CHALLENGE
Transcribe every line of the listing below without any deviation.

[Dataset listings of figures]

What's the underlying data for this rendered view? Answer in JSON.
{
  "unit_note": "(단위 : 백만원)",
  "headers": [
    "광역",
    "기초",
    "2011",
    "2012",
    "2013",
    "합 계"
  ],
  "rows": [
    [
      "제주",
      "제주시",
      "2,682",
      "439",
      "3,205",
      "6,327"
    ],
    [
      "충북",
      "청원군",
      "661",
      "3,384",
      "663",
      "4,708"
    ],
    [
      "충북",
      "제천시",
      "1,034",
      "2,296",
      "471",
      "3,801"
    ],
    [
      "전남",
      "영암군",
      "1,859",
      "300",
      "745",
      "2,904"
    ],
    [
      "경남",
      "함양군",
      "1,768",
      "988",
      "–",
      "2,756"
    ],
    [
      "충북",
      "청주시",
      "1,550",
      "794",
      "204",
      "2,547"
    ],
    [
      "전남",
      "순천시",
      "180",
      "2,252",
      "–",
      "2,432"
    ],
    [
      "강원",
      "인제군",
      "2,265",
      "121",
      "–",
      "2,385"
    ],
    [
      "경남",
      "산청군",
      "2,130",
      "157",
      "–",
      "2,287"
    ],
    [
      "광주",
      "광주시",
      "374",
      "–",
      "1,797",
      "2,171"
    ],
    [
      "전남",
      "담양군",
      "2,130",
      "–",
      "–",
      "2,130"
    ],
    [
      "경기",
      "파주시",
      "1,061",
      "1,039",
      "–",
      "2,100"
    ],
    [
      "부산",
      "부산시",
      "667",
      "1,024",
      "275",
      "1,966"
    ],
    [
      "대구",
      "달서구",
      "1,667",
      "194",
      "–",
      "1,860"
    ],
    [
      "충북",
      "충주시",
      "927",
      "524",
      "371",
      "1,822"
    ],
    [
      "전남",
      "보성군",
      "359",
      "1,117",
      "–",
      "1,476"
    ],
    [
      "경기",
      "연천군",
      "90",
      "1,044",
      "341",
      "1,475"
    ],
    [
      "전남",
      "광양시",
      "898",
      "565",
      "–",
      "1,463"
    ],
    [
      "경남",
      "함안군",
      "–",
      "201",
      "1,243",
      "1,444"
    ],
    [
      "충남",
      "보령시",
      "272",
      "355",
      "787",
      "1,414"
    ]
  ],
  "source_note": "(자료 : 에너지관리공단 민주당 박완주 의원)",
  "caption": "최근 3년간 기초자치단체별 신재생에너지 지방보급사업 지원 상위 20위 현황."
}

RESPONSE TO THE TASK
What's the underlying data for this rendered view? Answer in JSON.
{
  "unit_note": "(단위 : 백만원)",
  "headers": [
    "광역",
    "기초",
    "2011",
    "2012",
    "2013",
    "합 계"
  ],
  "rows": [
    [
      "제주",
      "제주시",
      "2,682",
      "439",
      "3,205",
      "6,327"
    ],
    [
      "충북",
      "청원군",
      "661",
      "3,384",
      "663",
      "4,708"
    ],
    [
      "충북",
      "제천시",
      "1,034",
      "2,296",
      "471",
      "3,801"
    ],
    [
      "전남",
      "영암군",
      "1,859",
      "300",
      "745",
      "2,904"
    ],
    [
      "경남",
      "함양군",
      "1,768",
      "988",
      "–",
      "2,756"
    ],
    [
      "충북",
      "청주시",
      "1,550",
      "794",
      "204",
      "2,547"
    ],
    [
      "전남",
      "순천시",
      "180",
      "2,252",
      "–",
      "2,432"
    ],
    [
      "강원",
      "인제군",
      "2,265",
      "121",
      "–",
      "2,385"
    ],
    [
      "경남",
      "산청군",
      "2,130",
      "157",
      "–",
      "2,287"
    ],
    [
      "광주",
      "광주시",
      "374",
      "–",
      "1,797",
      "2,171"
    ],
    [
      "전남",
      "담양군",
      "2,130",
      "–",
      "–",
      "2,130"
    ],
    [
      "경기",
      "파주시",
      "1,061",
      "1,039",
      "–",
      "2,100"
    ],
    [
      "부산",
      "부산시",
      "667",
      "1,024",
      "275",
      "1,966"
    ],
    [
      "대구",
      "달서구",
      "1,667",
      "194",
      "–",
      "1,860"
    ],
    [
      "충북",
      "충주시",
      "927",
      "524",
      "371",
      "1,822"
    ],
    [
      "전남",
      "보성군",
      "359",
      "1,117",
      "–",
      "1,476"
    ],
    [
      "경기",
      "연천군",
      "90",
      "1,044",
      "341",
      "1,475"
    ],
    [
      "전남",
      "광양시",
      "898",
      "565",
      "–",
      "1,463"
    ],
    [
      "경남",
      "함안군",
      "–",
      "201",
      "1,243",
      "1,444"
    ],
    [
      "충남",
      "보령시",
      "272",
      "355",
      "787",
      "1,414"
    ]
  ],
  "source_note": "(자료 : 에너지관리공단 민주당 박완주 의원)",
  "caption": "최근 3년간 기초자치단체별 신재생에너지 지방보급사업 지원 상위 20위 현황."
}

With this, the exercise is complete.